Records from a dataset

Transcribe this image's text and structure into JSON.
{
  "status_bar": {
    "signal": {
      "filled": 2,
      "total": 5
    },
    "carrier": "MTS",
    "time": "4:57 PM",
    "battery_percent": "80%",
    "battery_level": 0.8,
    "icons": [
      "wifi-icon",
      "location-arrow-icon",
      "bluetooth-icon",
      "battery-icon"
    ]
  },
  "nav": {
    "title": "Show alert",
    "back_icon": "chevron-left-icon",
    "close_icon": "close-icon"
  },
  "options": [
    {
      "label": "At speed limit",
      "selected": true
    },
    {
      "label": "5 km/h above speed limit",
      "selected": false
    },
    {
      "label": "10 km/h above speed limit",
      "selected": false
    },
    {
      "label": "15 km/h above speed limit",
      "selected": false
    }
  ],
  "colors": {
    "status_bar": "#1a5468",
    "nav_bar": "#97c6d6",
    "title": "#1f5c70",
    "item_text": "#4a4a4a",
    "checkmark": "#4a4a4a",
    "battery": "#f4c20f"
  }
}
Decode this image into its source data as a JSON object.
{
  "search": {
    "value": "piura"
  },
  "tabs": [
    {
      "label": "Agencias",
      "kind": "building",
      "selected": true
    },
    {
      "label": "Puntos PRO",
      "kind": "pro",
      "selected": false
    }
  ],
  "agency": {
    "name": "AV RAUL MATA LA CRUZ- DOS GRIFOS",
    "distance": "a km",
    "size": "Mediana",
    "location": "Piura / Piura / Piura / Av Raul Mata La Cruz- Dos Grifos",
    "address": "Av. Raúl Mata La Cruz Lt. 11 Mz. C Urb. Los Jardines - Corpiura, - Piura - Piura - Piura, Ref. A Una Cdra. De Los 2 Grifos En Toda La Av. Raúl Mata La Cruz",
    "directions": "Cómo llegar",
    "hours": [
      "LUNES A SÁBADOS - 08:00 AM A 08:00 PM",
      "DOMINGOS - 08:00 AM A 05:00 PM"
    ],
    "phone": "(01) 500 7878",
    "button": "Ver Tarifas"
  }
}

### What to do
Using the material above, work out how many lines contain the string "label". Give that number alone.

### Full output
6